§ **Given exercise 1**
List every composer named in the forum thread about Bruckner's Fourth Symphony.
§ **Given exercise 2**
In the thread about Bruckner's Fourth Symphony, what tempo marking does the first post give for the second movement?
§ **Given exercise 3**
Continue the forum thread about Bruckner's Fourth Symphony from its last post.

§ **Selection**
- - -
# bruckner 4th symphony



## Mark60 (Mar 27, 2009)

hello,
years ago I heard a musicologist to mention the fact that the (beautiful) opening theme of the second movement (andante quasi allegretto) of the E flat 'Romantic' symphony of A. Bruckner derived from a theme of J.S. Bach (in fact there is a similarity of style and atmosphere). 

Unfortunately I have forgotten which was the theme of Bach ...
Can anyone help me?

thanks


----------



## Manxfeeder (Oct 19, 2010)

I haven't heard it compared to Bach, but it's been compared to the second movement of Schubert's Piano Trio.


----------



## Mark60 (Mar 27, 2009)

oh yes, it may be but I think it's very close to a piece by Bach.
- - -
§ **Data shown**
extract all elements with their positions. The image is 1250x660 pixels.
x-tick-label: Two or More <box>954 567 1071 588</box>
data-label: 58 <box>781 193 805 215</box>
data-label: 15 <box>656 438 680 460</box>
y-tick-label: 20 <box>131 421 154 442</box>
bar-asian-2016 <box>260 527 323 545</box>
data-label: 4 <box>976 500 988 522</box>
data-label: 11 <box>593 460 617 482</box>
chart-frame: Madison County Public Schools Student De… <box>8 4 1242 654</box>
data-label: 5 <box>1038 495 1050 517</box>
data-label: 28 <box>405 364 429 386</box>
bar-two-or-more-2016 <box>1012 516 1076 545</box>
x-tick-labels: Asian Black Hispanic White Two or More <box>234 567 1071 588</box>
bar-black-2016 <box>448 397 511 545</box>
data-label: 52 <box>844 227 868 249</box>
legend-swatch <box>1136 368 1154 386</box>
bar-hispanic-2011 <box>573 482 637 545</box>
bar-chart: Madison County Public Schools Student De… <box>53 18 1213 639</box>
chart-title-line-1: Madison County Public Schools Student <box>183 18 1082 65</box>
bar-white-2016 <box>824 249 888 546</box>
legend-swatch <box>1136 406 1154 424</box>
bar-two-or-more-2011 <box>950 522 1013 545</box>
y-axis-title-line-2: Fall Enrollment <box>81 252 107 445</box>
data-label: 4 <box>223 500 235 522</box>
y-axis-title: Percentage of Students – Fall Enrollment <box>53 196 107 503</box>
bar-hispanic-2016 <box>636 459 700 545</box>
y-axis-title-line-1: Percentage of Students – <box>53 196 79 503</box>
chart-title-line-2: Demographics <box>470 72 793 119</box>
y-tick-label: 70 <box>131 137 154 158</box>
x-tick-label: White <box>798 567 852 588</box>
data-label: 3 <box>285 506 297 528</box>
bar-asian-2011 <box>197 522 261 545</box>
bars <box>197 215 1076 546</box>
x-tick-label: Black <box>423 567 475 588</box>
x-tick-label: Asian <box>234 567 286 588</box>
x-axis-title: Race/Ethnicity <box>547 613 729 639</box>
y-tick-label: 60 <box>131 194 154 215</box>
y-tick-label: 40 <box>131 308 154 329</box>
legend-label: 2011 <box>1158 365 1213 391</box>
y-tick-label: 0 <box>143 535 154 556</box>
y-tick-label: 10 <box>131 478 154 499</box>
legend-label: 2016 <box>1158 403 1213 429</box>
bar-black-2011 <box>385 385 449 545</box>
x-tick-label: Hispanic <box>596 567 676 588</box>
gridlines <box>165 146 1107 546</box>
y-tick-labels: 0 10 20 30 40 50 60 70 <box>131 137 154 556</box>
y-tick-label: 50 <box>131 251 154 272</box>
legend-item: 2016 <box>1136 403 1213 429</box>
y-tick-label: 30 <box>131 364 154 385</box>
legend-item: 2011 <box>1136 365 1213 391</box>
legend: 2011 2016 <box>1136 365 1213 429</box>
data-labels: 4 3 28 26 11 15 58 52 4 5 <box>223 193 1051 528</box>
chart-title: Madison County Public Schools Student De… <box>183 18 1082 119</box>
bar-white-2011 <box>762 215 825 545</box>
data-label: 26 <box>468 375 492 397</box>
- - -
§ **Final result 1**
A. Bruckner, J.S. Bach, Schubert

§ **Final result 2**
Andante quasi allegretto

§ **Final result 3**
I think eg. themes such as the slow movement of the Fifth Brandenburg concert, do you agree?

I have to find...


----------



## Manxfeeder (Oct 19, 2010)

I'm not hearing as close a connection to the Brandenburg, but I'm not saying it couldn't be.


----------



## toucan (Sep 27, 2010)

If the Andante resembles Schubert, then Boris Blacher is redeemed for composing *Concertante* op. 10, which resembles the Scherzo. Besides, the music is fun. As is the Scherzo.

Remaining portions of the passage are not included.